**YOUR OBJECTIVE**
Make an exact copy of the records, dropping all pictures.

**Stored entries**
Start

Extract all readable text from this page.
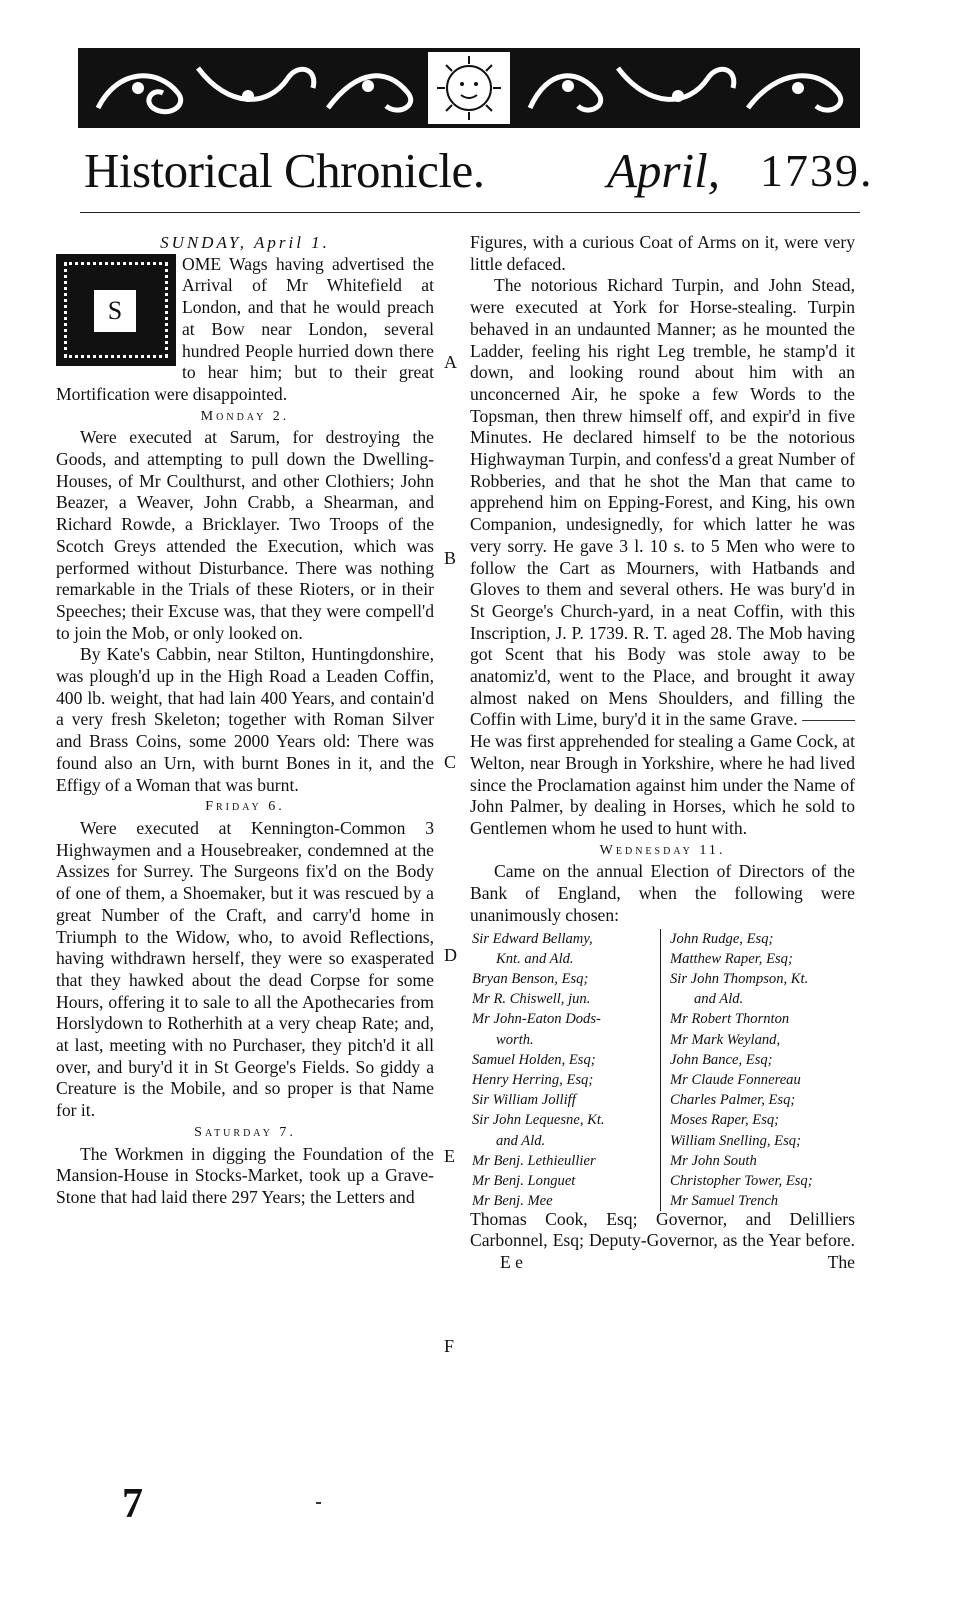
Historical Chronicle.	April, 1739.

SUNDAY, April 1.

S

OME Wags having advertised the Arrival of Mr Whitefield at London, and that he would preach at Bow near London, several hundred People hurried down there to hear him; but to their great Mortification were disappointed.

Monday 2.

Were executed at Sarum, for destroying the Goods, and attempting to pull down the Dwelling-Houses, of Mr Coulthurst, and other Clothiers; John Beazer, a Weaver, John Crabb, a Shearman, and Richard Rowde, a Bricklayer. Two Troops of the Scotch Greys attended the Execution, which was performed without Disturbance. There was nothing remarkable in the Trials of these Rioters, or in their Speeches; their Excuse was, that they were compell'd to join the Mob, or only looked on.

By Kate's Cabbin, near Stilton, Huntingdonshire, was plough'd up in the High Road a Leaden Coffin, 400 lb. weight, that had lain 400 Years, and contain'd a very fresh Skeleton; together with Roman Silver and Brass Coins, some 2000 Years old: There was found also an Urn, with burnt Bones in it, and the Effigy of a Woman that was burnt.

Friday 6.

Were executed at Kennington-Common 3 Highwaymen and a Housebreaker, condemned at the Assizes for Surrey. The Surgeons fix'd on the Body of one of them, a Shoemaker, but it was rescued by a great Number of the Craft, and carry'd home in Triumph to the Widow, who, to avoid Reflections, having withdrawn herself, they were so exasperated that they hawked about the dead Corpse for some Hours, offering it to sale to all the Apothecaries from Horslydown to Rotherhith at a very cheap Rate; and, at last, meeting with no Purchaser, they pitch'd it all over, and bury'd it in St George's Fields. So giddy a Creature is the Mobile, and so proper is that Name for it.

Saturday 7.

The Workmen in digging the Foundation of the Mansion-House in Stocks-Market, took up a Grave-Stone that had laid there 297 Years; the Letters and

A
B
C
D
E
F

Figures, with a curious Coat of Arms on it, were very little defaced.

The notorious Richard Turpin, and John Stead, were executed at York for Horse-stealing. Turpin behaved in an undaunted Manner; as he mounted the Ladder, feeling his right Leg tremble, he stamp'd it down, and looking round about him with an unconcerned Air, he spoke a few Words to the Topsman, then threw himself off, and expir'd in five Minutes. He declared himself to be the notorious Highwayman Turpin, and confess'd a great Number of Robberies, and that he shot the Man that came to apprehend him on Epping-Forest, and King, his own Companion, undesignedly, for which latter he was very sorry. He gave 3 l. 10 s. to 5 Men who were to follow the Cart as Mourners, with Hatbands and Gloves to them and several others. He was bury'd in St George's Church-yard, in a neat Coffin, with this Inscription, J. P. 1739. R. T. aged 28. The Mob having got Scent that his Body was stole away to be anatomiz'd, went to the Place, and brought it away almost naked on Mens Shoulders, and filling the Coffin with Lime, bury'd it in the same Grave. ——— He was first apprehended for stealing a Game Cock, at Welton, near Brough in Yorkshire, where he had lived since the Proclamation against him under the Name of John Palmer, by dealing in Horses, which he sold to Gentlemen whom he used to hunt with.

Wednesday 11.

Came on the annual Election of Directors of the Bank of England, when the following were unanimously chosen:

Sir Edward Bellamy,
Knt. and Ald.
Bryan Benson, Esq;
Mr R. Chiswell, jun.
Mr John-Eaton Dods-
worth.
Samuel Holden, Esq;
Henry Herring, Esq;
Sir William Jolliff
Sir John Lequesne, Kt.
and Ald.
Mr Benj. Lethieullier
Mr Benj. Longuet
Mr Benj. Mee
John Rudge, Esq;
Matthew Raper, Esq;
Sir John Thompson, Kt.
and Ald.
Mr Robert Thornton
Mr Mark Weyland,
John Bance, Esq;
Mr Claude Fonnereau
Charles Palmer, Esq;
Moses Raper, Esq;
William Snelling, Esq;
Mr John South
Christopher Tower, Esq;
Mr Samuel Trench

Thomas Cook, Esq; Governor, and Delilliers Carbonnel, Esq; Deputy-Governor, as the Year before. E e	The

7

End

**SOLVED PROBLEM**
Extract all readable text from this page.
Historical Chronicle.	April, 1739.

SUNDAY, April 1.

S

OME Wags having advertised the Arrival of Mr Whitefield at London, and that he would preach at Bow near London, several hundred People hurried down there to hear him; but to their great Mortification were disappointed.

Monday 2.

Were executed at Sarum, for destroying the Goods, and attempting to pull down the Dwelling-Houses, of Mr Coulthurst, and other Clothiers; John Beazer, a Weaver, John Crabb, a Shearman, and Richard Rowde, a Bricklayer. Two Troops of the Scotch Greys attended the Execution, which was performed without Disturbance. There was nothing remarkable in the Trials of these Rioters, or in their Speeches; their Excuse was, that they were compell'd to join the Mob, or only looked on.

By Kate's Cabbin, near Stilton, Huntingdonshire, was plough'd up in the High Road a Leaden Coffin, 400 lb. weight, that had lain 400 Years, and contain'd a very fresh Skeleton; together with Roman Silver and Brass Coins, some 2000 Years old: There was found also an Urn, with burnt Bones in it, and the Effigy of a Woman that was burnt.

Friday 6.

Were executed at Kennington-Common 3 Highwaymen and a Housebreaker, condemned at the Assizes for Surrey. The Surgeons fix'd on the Body of one of them, a Shoemaker, but it was rescued by a great Number of the Craft, and carry'd home in Triumph to the Widow, who, to avoid Reflections, having withdrawn herself, they were so exasperated that they hawked about the dead Corpse for some Hours, offering it to sale to all the Apothecaries from Horslydown to Rotherhith at a very cheap Rate; and, at last, meeting with no Purchaser, they pitch'd it all over, and bury'd it in St George's Fields. So giddy a Creature is the Mobile, and so proper is that Name for it.

Saturday 7.

The Workmen in digging the Foundation of the Mansion-House in Stocks-Market, took up a Grave-Stone that had laid there 297 Years; the Letters and

A
B
C
D
E
F

Figures, with a curious Coat of Arms on it, were very little defaced.

The notorious Richard Turpin, and John Stead, were executed at York for Horse-stealing. Turpin behaved in an undaunted Manner; as he mounted the Ladder, feeling his right Leg tremble, he stamp'd it down, and looking round about him with an unconcerned Air, he spoke a few Words to the Topsman, then threw himself off, and expir'd in five Minutes. He declared himself to be the notorious Highwayman Turpin, and confess'd a great Number of Robberies, and that he shot the Man that came to apprehend him on Epping-Forest, and King, his own Companion, undesignedly, for which latter he was very sorry. He gave 3 l. 10 s. to 5 Men who were to follow the Cart as Mourners, with Hatbands and Gloves to them and several others. He was bury'd in St George's Church-yard, in a neat Coffin, with this Inscription, J. P. 1739. R. T. aged 28. The Mob having got Scent that his Body was stole away to be anatomiz'd, went to the Place, and brought it away almost naked on Mens Shoulders, and filling the Coffin with Lime, bury'd it in the same Grave. ——— He was first apprehended for stealing a Game Cock, at Welton, near Brough in Yorkshire, where he had lived since the Proclamation against him under the Name of John Palmer, by dealing in Horses, which he sold to Gentlemen whom he used to hunt with.

Wednesday 11.

Came on the annual Election of Directors of the Bank of England, when the following were unanimously chosen:

Sir Edward Bellamy,
Knt. and Ald.
Bryan Benson, Esq;
Mr R. Chiswell, jun.
Mr John-Eaton Dods-
worth.
Samuel Holden, Esq;
Henry Herring, Esq;
Sir William Jolliff
Sir John Lequesne, Kt.
and Ald.
Mr Benj. Lethieullier
Mr Benj. Longuet
Mr Benj. Mee
John Rudge, Esq;
Matthew Raper, Esq;
Sir John Thompson, Kt.
and Ald.
Mr Robert Thornton
Mr Mark Weyland,
John Bance, Esq;
Mr Claude Fonnereau
Charles Palmer, Esq;
Moses Raper, Esq;
William Snelling, Esq;
Mr John South
Christopher Tower, Esq;
Mr Samuel Trench

Thomas Cook, Esq; Governor, and Delilliers Carbonnel, Esq; Deputy-Governor, as the Year before. E e	The

7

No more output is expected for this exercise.